▶ [INSTRUCTIONS TO FOLLOW] Show each line that has the string "أبير" in it.

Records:
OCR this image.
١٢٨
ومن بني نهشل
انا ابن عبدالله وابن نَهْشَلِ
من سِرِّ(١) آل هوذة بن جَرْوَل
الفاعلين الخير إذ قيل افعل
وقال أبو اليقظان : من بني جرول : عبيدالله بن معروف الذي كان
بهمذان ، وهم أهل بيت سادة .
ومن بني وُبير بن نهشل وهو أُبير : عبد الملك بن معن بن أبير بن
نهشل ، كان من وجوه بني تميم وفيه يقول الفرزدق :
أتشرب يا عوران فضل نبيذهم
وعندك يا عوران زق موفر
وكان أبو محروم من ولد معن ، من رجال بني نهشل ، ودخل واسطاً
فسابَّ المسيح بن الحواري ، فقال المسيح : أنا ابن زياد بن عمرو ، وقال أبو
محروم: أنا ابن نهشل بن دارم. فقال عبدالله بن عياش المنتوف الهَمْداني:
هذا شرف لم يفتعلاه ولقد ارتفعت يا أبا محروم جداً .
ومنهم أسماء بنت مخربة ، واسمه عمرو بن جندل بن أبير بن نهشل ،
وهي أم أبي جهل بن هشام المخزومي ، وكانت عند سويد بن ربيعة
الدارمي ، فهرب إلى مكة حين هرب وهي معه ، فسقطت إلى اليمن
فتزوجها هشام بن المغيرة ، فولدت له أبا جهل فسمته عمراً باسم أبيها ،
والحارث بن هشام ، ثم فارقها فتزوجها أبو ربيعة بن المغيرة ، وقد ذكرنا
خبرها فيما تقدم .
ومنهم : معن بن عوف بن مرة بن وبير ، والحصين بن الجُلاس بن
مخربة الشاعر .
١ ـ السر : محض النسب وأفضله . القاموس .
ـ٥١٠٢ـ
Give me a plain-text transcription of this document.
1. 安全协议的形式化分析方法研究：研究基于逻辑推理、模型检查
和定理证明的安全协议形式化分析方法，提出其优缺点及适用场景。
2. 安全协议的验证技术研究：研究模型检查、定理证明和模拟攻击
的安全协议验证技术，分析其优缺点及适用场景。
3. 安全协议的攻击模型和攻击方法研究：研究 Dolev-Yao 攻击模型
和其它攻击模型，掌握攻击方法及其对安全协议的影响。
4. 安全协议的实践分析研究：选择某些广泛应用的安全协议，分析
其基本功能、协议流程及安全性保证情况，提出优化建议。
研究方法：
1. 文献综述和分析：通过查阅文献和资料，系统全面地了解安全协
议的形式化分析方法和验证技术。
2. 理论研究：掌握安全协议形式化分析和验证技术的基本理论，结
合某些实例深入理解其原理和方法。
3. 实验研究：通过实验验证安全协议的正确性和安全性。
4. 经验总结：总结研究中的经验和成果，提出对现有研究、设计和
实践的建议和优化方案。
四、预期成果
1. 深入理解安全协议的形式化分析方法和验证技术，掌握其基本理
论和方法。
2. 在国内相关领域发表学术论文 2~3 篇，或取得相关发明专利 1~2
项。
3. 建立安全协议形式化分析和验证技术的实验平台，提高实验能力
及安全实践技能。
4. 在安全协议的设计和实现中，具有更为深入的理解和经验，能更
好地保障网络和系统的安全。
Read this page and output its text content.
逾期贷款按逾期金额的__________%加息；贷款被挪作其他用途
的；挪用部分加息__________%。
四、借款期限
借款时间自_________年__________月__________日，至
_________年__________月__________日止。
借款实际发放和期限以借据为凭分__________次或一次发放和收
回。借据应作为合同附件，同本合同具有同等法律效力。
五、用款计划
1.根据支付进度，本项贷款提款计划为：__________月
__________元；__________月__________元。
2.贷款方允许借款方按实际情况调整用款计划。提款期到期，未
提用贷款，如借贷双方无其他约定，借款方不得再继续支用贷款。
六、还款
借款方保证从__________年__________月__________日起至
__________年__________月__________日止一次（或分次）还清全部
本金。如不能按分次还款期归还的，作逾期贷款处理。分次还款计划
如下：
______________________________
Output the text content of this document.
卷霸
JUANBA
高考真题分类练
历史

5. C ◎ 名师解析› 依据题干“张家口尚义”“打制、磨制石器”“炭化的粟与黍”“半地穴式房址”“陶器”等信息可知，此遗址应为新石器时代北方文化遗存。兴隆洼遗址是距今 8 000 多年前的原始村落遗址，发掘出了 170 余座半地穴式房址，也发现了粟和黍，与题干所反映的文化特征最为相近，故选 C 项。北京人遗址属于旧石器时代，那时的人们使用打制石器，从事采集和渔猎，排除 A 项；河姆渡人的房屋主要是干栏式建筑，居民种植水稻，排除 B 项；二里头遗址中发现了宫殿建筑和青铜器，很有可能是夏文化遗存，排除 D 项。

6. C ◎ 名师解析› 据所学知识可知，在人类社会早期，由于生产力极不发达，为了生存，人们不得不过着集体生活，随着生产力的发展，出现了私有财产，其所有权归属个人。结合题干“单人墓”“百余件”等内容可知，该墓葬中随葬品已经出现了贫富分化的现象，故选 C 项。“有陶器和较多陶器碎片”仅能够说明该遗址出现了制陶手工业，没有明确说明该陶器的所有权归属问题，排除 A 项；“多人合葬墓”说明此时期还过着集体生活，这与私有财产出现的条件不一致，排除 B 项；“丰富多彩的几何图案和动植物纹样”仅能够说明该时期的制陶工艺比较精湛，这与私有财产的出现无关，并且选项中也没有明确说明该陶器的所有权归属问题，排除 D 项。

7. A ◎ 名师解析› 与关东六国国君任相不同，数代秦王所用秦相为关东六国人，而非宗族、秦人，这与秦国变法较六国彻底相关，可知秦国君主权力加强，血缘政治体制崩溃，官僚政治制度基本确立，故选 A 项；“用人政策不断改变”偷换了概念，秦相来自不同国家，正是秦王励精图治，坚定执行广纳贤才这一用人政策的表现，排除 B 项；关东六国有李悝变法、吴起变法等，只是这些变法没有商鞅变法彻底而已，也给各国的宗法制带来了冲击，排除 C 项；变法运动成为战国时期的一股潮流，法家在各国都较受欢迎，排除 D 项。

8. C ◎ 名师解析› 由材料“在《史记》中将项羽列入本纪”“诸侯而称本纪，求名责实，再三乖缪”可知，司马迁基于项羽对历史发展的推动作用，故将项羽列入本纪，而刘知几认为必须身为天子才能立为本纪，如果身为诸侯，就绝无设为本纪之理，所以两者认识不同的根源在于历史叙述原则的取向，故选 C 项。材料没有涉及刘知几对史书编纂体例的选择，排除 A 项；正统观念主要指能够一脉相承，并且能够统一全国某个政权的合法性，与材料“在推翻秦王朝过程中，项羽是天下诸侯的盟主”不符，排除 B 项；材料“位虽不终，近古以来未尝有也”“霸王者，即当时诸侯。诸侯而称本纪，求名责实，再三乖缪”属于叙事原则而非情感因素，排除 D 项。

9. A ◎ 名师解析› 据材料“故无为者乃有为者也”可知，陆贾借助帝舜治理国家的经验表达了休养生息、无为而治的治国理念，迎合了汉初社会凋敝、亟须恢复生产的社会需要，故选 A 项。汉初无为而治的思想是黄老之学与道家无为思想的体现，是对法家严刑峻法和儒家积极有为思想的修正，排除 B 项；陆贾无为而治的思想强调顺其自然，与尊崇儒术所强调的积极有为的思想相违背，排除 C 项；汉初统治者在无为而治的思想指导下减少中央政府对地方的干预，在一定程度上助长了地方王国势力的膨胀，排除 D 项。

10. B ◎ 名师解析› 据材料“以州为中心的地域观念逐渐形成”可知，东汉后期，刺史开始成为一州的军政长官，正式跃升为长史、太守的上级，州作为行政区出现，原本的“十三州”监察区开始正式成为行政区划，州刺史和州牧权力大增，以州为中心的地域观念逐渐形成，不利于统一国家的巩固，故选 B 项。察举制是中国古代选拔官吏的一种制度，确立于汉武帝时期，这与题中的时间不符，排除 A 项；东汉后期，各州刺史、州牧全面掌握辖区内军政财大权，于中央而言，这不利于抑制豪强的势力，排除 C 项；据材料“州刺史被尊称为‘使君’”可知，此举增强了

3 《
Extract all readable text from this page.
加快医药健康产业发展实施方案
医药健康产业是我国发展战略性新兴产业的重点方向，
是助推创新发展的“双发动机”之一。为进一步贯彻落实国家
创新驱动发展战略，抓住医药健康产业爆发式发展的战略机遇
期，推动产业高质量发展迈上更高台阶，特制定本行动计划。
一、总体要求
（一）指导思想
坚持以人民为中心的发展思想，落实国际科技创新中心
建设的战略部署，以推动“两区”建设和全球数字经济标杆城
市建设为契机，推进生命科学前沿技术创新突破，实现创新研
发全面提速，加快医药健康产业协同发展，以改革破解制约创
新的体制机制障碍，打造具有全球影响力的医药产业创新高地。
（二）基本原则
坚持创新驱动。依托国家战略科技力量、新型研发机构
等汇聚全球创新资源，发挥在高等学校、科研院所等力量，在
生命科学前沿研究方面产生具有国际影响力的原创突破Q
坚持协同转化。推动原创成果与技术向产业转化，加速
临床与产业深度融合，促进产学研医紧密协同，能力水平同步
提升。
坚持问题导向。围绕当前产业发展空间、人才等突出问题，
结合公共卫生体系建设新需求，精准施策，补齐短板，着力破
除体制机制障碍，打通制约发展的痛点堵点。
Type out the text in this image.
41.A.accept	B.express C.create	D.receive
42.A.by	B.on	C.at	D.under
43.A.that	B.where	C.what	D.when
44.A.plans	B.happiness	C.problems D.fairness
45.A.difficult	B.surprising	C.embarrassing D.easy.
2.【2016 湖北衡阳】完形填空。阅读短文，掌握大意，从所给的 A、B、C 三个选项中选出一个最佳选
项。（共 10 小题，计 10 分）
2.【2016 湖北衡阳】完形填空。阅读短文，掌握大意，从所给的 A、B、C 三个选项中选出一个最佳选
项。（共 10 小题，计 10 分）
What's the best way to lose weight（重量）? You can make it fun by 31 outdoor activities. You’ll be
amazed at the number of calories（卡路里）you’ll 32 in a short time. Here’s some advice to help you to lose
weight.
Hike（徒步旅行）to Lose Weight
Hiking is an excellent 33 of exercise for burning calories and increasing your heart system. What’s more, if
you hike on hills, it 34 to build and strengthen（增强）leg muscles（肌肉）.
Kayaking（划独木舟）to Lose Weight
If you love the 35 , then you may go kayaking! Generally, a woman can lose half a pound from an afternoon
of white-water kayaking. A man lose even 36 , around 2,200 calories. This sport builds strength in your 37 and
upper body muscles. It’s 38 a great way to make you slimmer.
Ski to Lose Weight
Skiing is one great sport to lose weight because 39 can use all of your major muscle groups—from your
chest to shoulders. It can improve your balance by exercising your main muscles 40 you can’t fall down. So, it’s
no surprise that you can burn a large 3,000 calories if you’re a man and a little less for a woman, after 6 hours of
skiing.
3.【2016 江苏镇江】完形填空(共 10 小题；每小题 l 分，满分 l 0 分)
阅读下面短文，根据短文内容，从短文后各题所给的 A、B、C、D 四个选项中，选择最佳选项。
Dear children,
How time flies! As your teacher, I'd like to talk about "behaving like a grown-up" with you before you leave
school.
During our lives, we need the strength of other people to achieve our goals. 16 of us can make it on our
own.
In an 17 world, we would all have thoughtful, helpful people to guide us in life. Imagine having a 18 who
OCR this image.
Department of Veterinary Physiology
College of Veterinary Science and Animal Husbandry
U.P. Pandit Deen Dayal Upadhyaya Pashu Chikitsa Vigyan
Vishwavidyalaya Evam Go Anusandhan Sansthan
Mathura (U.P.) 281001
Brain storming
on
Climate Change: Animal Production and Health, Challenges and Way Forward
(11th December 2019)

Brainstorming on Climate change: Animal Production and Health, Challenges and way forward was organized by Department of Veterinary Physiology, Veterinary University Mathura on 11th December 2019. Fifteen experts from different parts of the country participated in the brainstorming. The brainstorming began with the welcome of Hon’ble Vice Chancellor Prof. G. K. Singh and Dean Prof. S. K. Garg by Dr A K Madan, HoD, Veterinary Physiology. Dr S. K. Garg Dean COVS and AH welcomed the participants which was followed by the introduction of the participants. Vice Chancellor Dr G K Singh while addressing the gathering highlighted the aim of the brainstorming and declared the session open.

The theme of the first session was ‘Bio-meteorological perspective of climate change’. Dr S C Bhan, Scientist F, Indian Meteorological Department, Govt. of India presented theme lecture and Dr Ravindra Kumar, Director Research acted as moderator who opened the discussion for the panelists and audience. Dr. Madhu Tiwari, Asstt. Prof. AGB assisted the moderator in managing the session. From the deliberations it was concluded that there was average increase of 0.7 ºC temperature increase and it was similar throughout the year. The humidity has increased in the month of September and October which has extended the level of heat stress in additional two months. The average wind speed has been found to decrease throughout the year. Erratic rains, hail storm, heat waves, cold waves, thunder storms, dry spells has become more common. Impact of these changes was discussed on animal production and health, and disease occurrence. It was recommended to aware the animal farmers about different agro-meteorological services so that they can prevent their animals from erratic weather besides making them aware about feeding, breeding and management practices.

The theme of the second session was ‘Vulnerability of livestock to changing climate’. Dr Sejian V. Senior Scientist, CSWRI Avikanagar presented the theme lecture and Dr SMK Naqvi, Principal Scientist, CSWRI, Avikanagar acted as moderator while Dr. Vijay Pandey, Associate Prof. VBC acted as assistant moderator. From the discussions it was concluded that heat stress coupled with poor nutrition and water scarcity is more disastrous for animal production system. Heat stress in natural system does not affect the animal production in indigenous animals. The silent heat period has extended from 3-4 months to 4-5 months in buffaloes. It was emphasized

▶ [TASK RESULT]
ومن بني وُبير بن نهشل وهو أُبير : عبد الملك بن معن بن أبير بن
ومنهم أسماء بنت مخربة ، واسمه عمرو بن جندل بن أبير بن نهشل ،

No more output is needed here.